**What is expected**
Look through the material and copy each line holding "group".

Data entries
>> BEGIN

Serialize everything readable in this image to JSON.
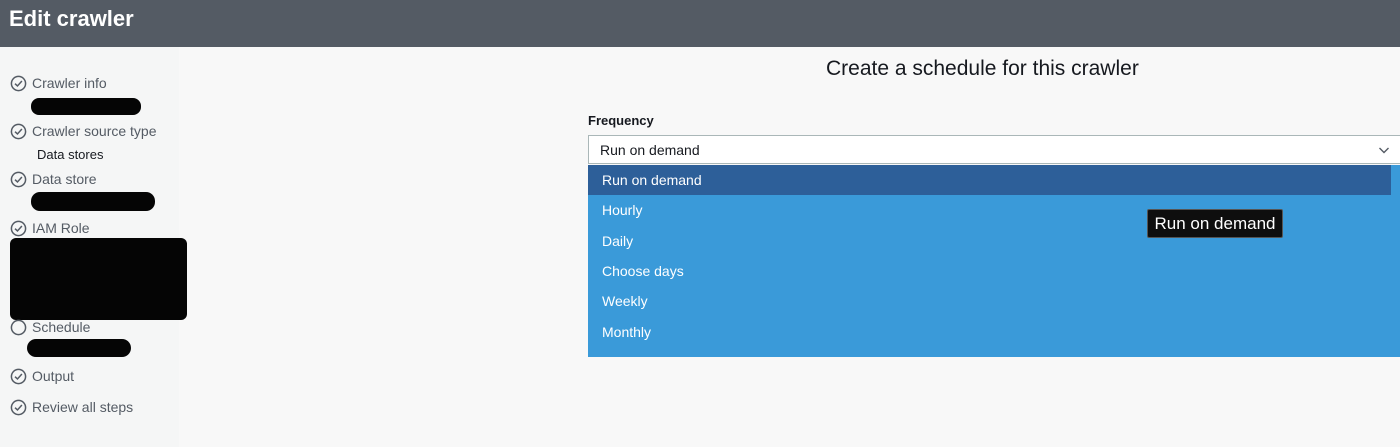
{
  "header": {
    "title": "Edit crawler"
  },
  "sidebar": {
    "steps": [
      {
        "label": "Crawler info",
        "icon": "check-circle-icon"
      },
      {
        "label": "Crawler source type",
        "icon": "check-circle-icon",
        "sublabel": "Data stores"
      },
      {
        "label": "Data store",
        "icon": "check-circle-icon"
      },
      {
        "label": "IAM Role",
        "icon": "check-circle-icon"
      },
      {
        "label": "Schedule",
        "icon": "empty-circle-icon"
      },
      {
        "label": "Output",
        "icon": "check-circle-icon"
      },
      {
        "label": "Review all steps",
        "icon": "check-circle-icon"
      }
    ]
  },
  "main": {
    "title": "Create a schedule for this crawler",
    "frequency": {
      "label": "Frequency",
      "value": "Run on demand",
      "options": [
        "Run on demand",
        "Hourly",
        "Daily",
        "Choose days",
        "Weekly",
        "Monthly"
      ],
      "selected_index": 0
    },
    "tooltip": "Run on demand"
  },
  "colors": {
    "header_bg": "#545b64",
    "dropdown_bg": "#3a9ad9",
    "selected_option_bg": "#2d5f99"
  }
}
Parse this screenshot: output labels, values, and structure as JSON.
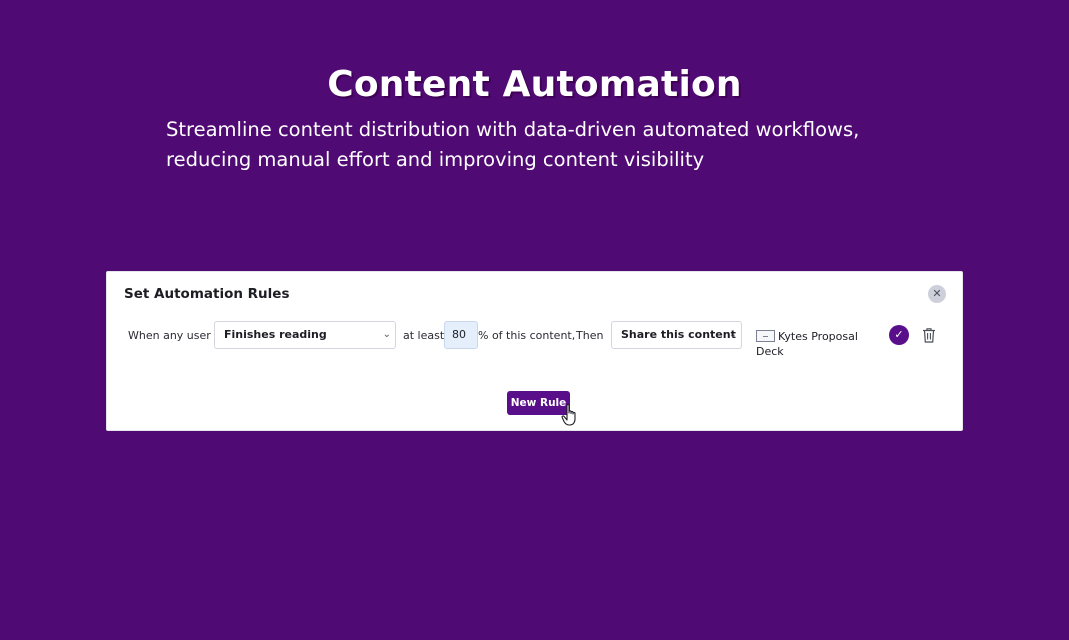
{
  "hero": {
    "title": "Content Automation",
    "subtitle": "Streamline content distribution with data-driven automated workflows, reducing manual effort and improving content visibility"
  },
  "card": {
    "title": "Set Automation Rules",
    "close_icon": "close-icon"
  },
  "rule": {
    "when_label": "When any user",
    "action_select": "Finishes reading",
    "at_least_label": "at least",
    "percent_value": "80",
    "percent_label": "% of this content,",
    "then_label": "Then",
    "result_select": "Share this content",
    "document_name": "Kytes Proposal Deck",
    "document_icon": "document-icon",
    "confirm_icon": "check-icon",
    "delete_icon": "trash-icon"
  },
  "footer": {
    "new_rule_label": "New Rule",
    "cursor_icon": "hand-pointer-icon"
  },
  "colors": {
    "background": "#500a73",
    "accent": "#5a0f8a",
    "card": "#ffffff"
  }
}
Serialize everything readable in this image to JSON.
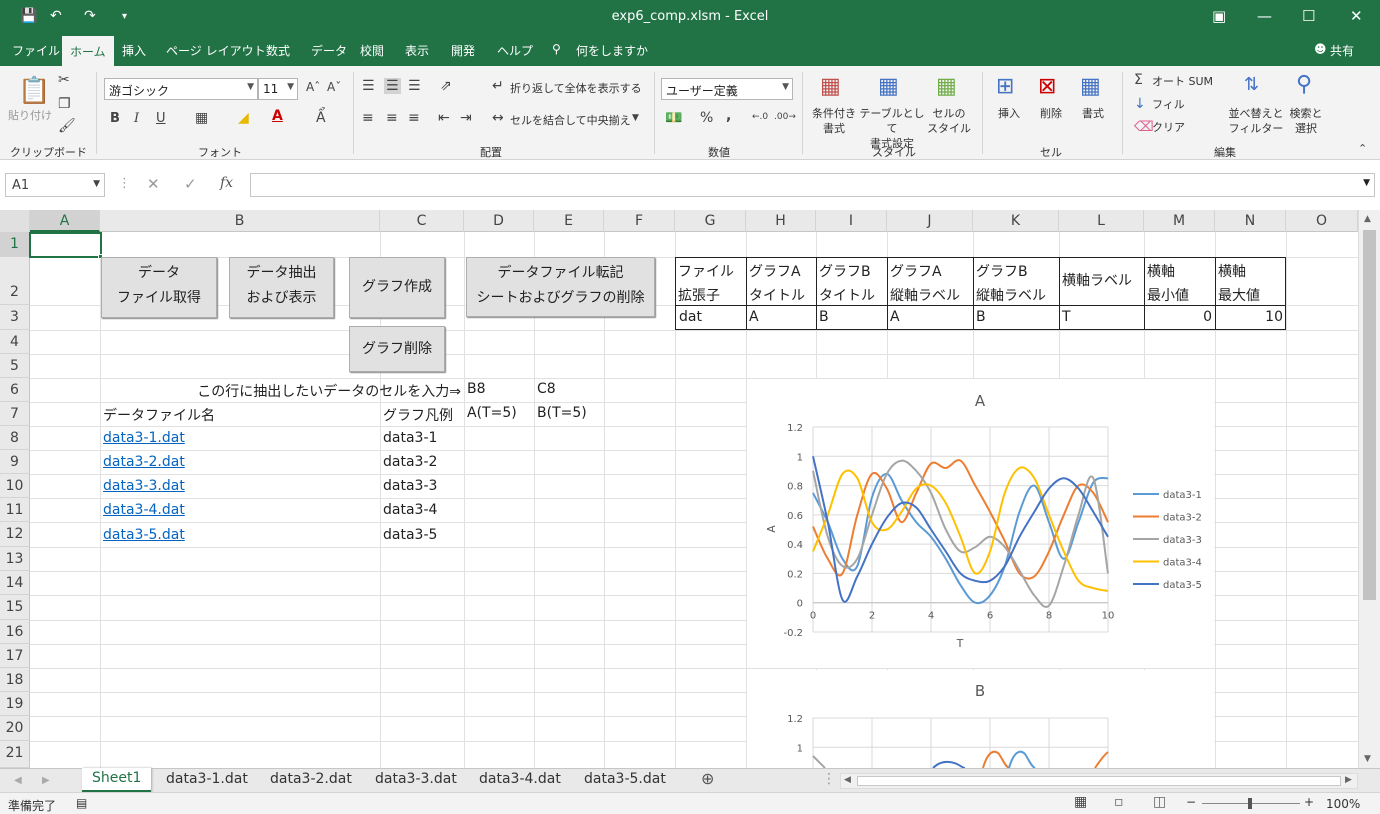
{
  "window": {
    "title": "exp6_comp.xlsm  -  Excel"
  },
  "menu": {
    "tabs": [
      "ファイル",
      "ホーム",
      "挿入",
      "ページ レイアウト",
      "数式",
      "データ",
      "校閲",
      "表示",
      "開発",
      "ヘルプ",
      "何をしますか"
    ],
    "active": "ホーム",
    "share": "共有"
  },
  "ribbon": {
    "clipboard": {
      "paste": "貼り付け",
      "group": "クリップボード"
    },
    "font": {
      "name": "游ゴシック",
      "size": "11",
      "bold": "B",
      "italic": "I",
      "underline": "U",
      "group": "フォント"
    },
    "alignment": {
      "wrap": "折り返して全体を表示する",
      "merge": "セルを結合して中央揃え",
      "group": "配置"
    },
    "number": {
      "format": "ユーザー定義",
      "percent": "%",
      "comma": ",",
      "group": "数値"
    },
    "styles": {
      "conditional": "条件付き\n書式",
      "table": "テーブルとして\n書式設定",
      "cell": "セルの\nスタイル",
      "group": "スタイル"
    },
    "cells": {
      "insert": "挿入",
      "delete": "削除",
      "format": "書式",
      "group": "セル"
    },
    "editing": {
      "autosum": "オート SUM",
      "fill": "フィル",
      "clear": "クリア",
      "sort": "並べ替えと\nフィルター",
      "find": "検索と\n選択",
      "group": "編集"
    }
  },
  "formula_bar": {
    "name_box": "A1",
    "fx": "fx",
    "value": ""
  },
  "columns": [
    "A",
    "B",
    "C",
    "D",
    "E",
    "F",
    "G",
    "H",
    "I",
    "J",
    "K",
    "L",
    "M",
    "N",
    "O"
  ],
  "rows": [
    "1",
    "2",
    "3",
    "4",
    "5",
    "6",
    "7",
    "8",
    "9",
    "10",
    "11",
    "12",
    "13",
    "14",
    "15",
    "16",
    "17",
    "18",
    "19",
    "20",
    "21"
  ],
  "buttons": {
    "get_file_l1": "データ",
    "get_file_l2": "ファイル取得",
    "extract_l1": "データ抽出",
    "extract_l2": "および表示",
    "make_graph": "グラフ作成",
    "delete_graph": "グラフ削除",
    "delete_sheets_l1": "データファイル転記",
    "delete_sheets_l2": "シートおよびグラフの削除"
  },
  "settings_table": {
    "headers": [
      [
        "ファイル",
        "拡張子"
      ],
      [
        "グラフA",
        "タイトル"
      ],
      [
        "グラフB",
        "タイトル"
      ],
      [
        "グラフA",
        "縦軸ラベル"
      ],
      [
        "グラフB",
        "縦軸ラベル"
      ],
      [
        "横軸ラベル",
        ""
      ],
      [
        "横軸",
        "最小値"
      ],
      [
        "横軸",
        "最大値"
      ]
    ],
    "values": [
      "dat",
      "A",
      "B",
      "A",
      "B",
      "T",
      "0",
      "10"
    ]
  },
  "cells": {
    "b6": "この行に抽出したいデータのセルを入力⇒",
    "d6": "B8",
    "e6": "C8",
    "b7": "データファイル名",
    "c7": "グラフ凡例",
    "d7": "A(T=5)",
    "e7": "B(T=5)",
    "files": [
      "data3-1.dat",
      "data3-2.dat",
      "data3-3.dat",
      "data3-4.dat",
      "data3-5.dat"
    ],
    "legends": [
      "data3-1",
      "data3-2",
      "data3-3",
      "data3-4",
      "data3-5"
    ]
  },
  "sheet_tabs": [
    "Sheet1",
    "data3-1.dat",
    "data3-2.dat",
    "data3-3.dat",
    "data3-4.dat",
    "data3-5.dat"
  ],
  "active_sheet": "Sheet1",
  "status": {
    "ready": "準備完了",
    "zoom": "100%"
  },
  "colors": {
    "excel_green": "#217346",
    "link": "#0563c1"
  },
  "chart_data": [
    {
      "type": "line",
      "title": "A",
      "xlabel": "T",
      "ylabel": "A",
      "xlim": [
        0,
        10
      ],
      "ylim": [
        -0.2,
        1.2
      ],
      "xticks": [
        "0",
        "2",
        "4",
        "6",
        "8",
        "10"
      ],
      "yticks": [
        "1.2",
        "1",
        "0.8",
        "0.6",
        "0.4",
        "0.2",
        "0",
        "-0.2"
      ],
      "legend_position": "right",
      "grid": true,
      "x": [
        0,
        0.5,
        1,
        1.5,
        2,
        2.5,
        3,
        3.5,
        4,
        4.5,
        5,
        5.5,
        6,
        6.5,
        7,
        7.5,
        8,
        8.5,
        9,
        9.5,
        10
      ],
      "series": [
        {
          "name": "data3-1",
          "color": "#5b9bd5",
          "values": [
            0.75,
            0.55,
            0.3,
            0.25,
            0.72,
            0.88,
            0.7,
            0.55,
            0.45,
            0.3,
            0.12,
            0.0,
            0.05,
            0.25,
            0.62,
            0.8,
            0.55,
            0.3,
            0.55,
            0.82,
            0.85
          ]
        },
        {
          "name": "data3-2",
          "color": "#ed7d31",
          "values": [
            0.52,
            0.3,
            0.2,
            0.6,
            0.88,
            0.78,
            0.55,
            0.75,
            0.95,
            0.92,
            0.97,
            0.8,
            0.62,
            0.42,
            0.2,
            0.18,
            0.35,
            0.6,
            0.8,
            0.75,
            0.55
          ]
        },
        {
          "name": "data3-3",
          "color": "#a5a5a5",
          "values": [
            0.9,
            0.45,
            0.25,
            0.3,
            0.6,
            0.88,
            0.97,
            0.9,
            0.75,
            0.5,
            0.35,
            0.38,
            0.45,
            0.38,
            0.22,
            0.05,
            -0.02,
            0.25,
            0.6,
            0.85,
            0.2
          ]
        },
        {
          "name": "data3-4",
          "color": "#ffc000",
          "values": [
            0.35,
            0.6,
            0.88,
            0.85,
            0.55,
            0.5,
            0.62,
            0.78,
            0.8,
            0.68,
            0.45,
            0.2,
            0.35,
            0.75,
            0.92,
            0.85,
            0.6,
            0.35,
            0.15,
            0.1,
            0.08
          ]
        },
        {
          "name": "data3-5",
          "color": "#4472c4",
          "values": [
            1.0,
            0.55,
            0.02,
            0.18,
            0.4,
            0.58,
            0.68,
            0.65,
            0.5,
            0.35,
            0.2,
            0.15,
            0.15,
            0.25,
            0.45,
            0.62,
            0.78,
            0.85,
            0.78,
            0.62,
            0.45
          ]
        }
      ]
    },
    {
      "type": "line",
      "title": "B",
      "ylim": [
        -0.2,
        1.2
      ],
      "yticks": [
        "1.2",
        "1"
      ],
      "partially_visible": true,
      "series": [
        {
          "name": "data3-1",
          "color": "#5b9bd5"
        },
        {
          "name": "data3-2",
          "color": "#ed7d31"
        },
        {
          "name": "data3-3",
          "color": "#a5a5a5"
        },
        {
          "name": "data3-4",
          "color": "#ffc000"
        },
        {
          "name": "data3-5",
          "color": "#4472c4"
        }
      ]
    }
  ]
}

>> END

**Full response**
      "group": "クリップボード"
      "group": "フォント"
      "group": "配置"
      "group": "数値"
      "group": "スタイル"
      "group": "セル"
      "group": "編集"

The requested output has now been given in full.